Task brief>
Return every entry exactly as written.

[Data items]
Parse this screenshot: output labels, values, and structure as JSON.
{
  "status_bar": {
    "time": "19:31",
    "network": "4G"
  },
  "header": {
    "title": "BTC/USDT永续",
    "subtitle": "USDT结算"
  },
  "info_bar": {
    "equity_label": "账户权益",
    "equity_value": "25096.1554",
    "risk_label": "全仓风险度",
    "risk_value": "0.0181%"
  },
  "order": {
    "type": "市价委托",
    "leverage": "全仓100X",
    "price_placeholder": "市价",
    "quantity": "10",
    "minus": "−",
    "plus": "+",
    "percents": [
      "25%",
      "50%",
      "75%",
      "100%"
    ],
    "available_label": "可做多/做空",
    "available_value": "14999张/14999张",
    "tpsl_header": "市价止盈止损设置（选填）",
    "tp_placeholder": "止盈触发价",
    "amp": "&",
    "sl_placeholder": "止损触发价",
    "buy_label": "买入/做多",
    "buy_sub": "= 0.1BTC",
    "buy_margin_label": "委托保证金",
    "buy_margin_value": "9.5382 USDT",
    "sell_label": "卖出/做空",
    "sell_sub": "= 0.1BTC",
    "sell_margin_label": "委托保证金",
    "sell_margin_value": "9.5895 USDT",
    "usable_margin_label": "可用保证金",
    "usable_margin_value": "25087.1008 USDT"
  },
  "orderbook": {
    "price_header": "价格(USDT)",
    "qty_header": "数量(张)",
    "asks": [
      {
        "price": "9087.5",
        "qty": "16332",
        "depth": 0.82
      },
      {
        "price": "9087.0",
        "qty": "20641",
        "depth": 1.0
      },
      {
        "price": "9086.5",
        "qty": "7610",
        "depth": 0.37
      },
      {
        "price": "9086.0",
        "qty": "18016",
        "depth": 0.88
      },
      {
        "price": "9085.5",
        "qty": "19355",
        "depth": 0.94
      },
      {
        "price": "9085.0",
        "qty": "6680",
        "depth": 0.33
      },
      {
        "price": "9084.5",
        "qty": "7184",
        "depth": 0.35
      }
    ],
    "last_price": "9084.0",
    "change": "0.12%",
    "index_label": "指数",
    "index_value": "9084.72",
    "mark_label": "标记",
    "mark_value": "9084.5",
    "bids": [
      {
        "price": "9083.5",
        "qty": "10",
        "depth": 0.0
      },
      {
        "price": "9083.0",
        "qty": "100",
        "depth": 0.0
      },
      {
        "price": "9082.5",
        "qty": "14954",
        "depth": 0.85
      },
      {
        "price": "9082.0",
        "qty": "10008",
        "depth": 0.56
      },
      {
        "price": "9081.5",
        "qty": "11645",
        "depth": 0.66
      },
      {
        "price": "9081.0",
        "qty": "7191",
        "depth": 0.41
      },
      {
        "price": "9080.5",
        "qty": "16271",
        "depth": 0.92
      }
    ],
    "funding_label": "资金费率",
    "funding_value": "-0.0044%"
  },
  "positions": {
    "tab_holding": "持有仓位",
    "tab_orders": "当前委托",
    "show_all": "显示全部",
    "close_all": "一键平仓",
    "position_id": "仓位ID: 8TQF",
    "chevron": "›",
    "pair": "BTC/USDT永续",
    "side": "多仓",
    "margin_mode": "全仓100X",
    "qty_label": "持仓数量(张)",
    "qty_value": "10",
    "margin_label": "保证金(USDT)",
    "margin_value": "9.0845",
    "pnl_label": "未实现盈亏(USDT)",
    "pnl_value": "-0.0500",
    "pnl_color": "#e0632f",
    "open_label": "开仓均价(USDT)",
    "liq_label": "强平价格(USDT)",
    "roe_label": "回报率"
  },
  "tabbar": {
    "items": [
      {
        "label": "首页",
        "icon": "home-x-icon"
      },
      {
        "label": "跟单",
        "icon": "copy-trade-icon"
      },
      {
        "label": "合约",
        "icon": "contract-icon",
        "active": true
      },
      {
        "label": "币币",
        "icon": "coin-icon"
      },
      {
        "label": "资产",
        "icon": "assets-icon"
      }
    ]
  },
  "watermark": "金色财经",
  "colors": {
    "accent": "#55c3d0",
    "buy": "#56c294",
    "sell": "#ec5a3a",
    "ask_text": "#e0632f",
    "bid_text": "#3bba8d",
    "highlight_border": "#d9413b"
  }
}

Written response>
Parse this screenshot: output labels, values, and structure as JSON.
{
  "status_bar": {
    "time": "19:31",
    "network": "4G"
  },
  "header": {
    "title": "BTC/USDT永续",
    "subtitle": "USDT结算"
  },
  "info_bar": {
    "equity_label": "账户权益",
    "equity_value": "25096.1554",
    "risk_label": "全仓风险度",
    "risk_value": "0.0181%"
  },
  "order": {
    "type": "市价委托",
    "leverage": "全仓100X",
    "price_placeholder": "市价",
    "quantity": "10",
    "minus": "−",
    "plus": "+",
    "percents": [
      "25%",
      "50%",
      "75%",
      "100%"
    ],
    "available_label": "可做多/做空",
    "available_value": "14999张/14999张",
    "tpsl_header": "市价止盈止损设置（选填）",
    "tp_placeholder": "止盈触发价",
    "amp": "&",
    "sl_placeholder": "止损触发价",
    "buy_label": "买入/做多",
    "buy_sub": "= 0.1BTC",
    "buy_margin_label": "委托保证金",
    "buy_margin_value": "9.5382 USDT",
    "sell_label": "卖出/做空",
    "sell_sub": "= 0.1BTC",
    "sell_margin_label": "委托保证金",
    "sell_margin_value": "9.5895 USDT",
    "usable_margin_label": "可用保证金",
    "usable_margin_value": "25087.1008 USDT"
  },
  "orderbook": {
    "price_header": "价格(USDT)",
    "qty_header": "数量(张)",
    "asks": [
      {
        "price": "9087.5",
        "qty": "16332",
        "depth": 0.82
      },
      {
        "price": "9087.0",
        "qty": "20641",
        "depth": 1.0
      },
      {
        "price": "9086.5",
        "qty": "7610",
        "depth": 0.37
      },
      {
        "price": "9086.0",
        "qty": "18016",
        "depth": 0.88
      },
      {
        "price": "9085.5",
        "qty": "19355",
        "depth": 0.94
      },
      {
        "price": "9085.0",
        "qty": "6680",
        "depth": 0.33
      },
      {
        "price": "9084.5",
        "qty": "7184",
        "depth": 0.35
      }
    ],
    "last_price": "9084.0",
    "change": "0.12%",
    "index_label": "指数",
    "index_value": "9084.72",
    "mark_label": "标记",
    "mark_value": "9084.5",
    "bids": [
      {
        "price": "9083.5",
        "qty": "10",
        "depth": 0.0
      },
      {
        "price": "9083.0",
        "qty": "100",
        "depth": 0.0
      },
      {
        "price": "9082.5",
        "qty": "14954",
        "depth": 0.85
      },
      {
        "price": "9082.0",
        "qty": "10008",
        "depth": 0.56
      },
      {
        "price": "9081.5",
        "qty": "11645",
        "depth": 0.66
      },
      {
        "price": "9081.0",
        "qty": "7191",
        "depth": 0.41
      },
      {
        "price": "9080.5",
        "qty": "16271",
        "depth": 0.92
      }
    ],
    "funding_label": "资金费率",
    "funding_value": "-0.0044%"
  },
  "positions": {
    "tab_holding": "持有仓位",
    "tab_orders": "当前委托",
    "show_all": "显示全部",
    "close_all": "一键平仓",
    "position_id": "仓位ID: 8TQF",
    "chevron": "›",
    "pair": "BTC/USDT永续",
    "side": "多仓",
    "margin_mode": "全仓100X",
    "qty_label": "持仓数量(张)",
    "qty_value": "10",
    "margin_label": "保证金(USDT)",
    "margin_value": "9.0845",
    "pnl_label": "未实现盈亏(USDT)",
    "pnl_value": "-0.0500",
    "pnl_color": "#e0632f",
    "open_label": "开仓均价(USDT)",
    "liq_label": "强平价格(USDT)",
    "roe_label": "回报率"
  },
  "tabbar": {
    "items": [
      {
        "label": "首页",
        "icon": "home-x-icon"
      },
      {
        "label": "跟单",
        "icon": "copy-trade-icon"
      },
      {
        "label": "合约",
        "icon": "contract-icon",
        "active": true
      },
      {
        "label": "币币",
        "icon": "coin-icon"
      },
      {
        "label": "资产",
        "icon": "assets-icon"
      }
    ]
  },
  "watermark": "金色财经",
  "colors": {
    "accent": "#55c3d0",
    "buy": "#56c294",
    "sell": "#ec5a3a",
    "ask_text": "#e0632f",
    "bid_text": "#3bba8d",
    "highlight_border": "#d9413b"
  }
}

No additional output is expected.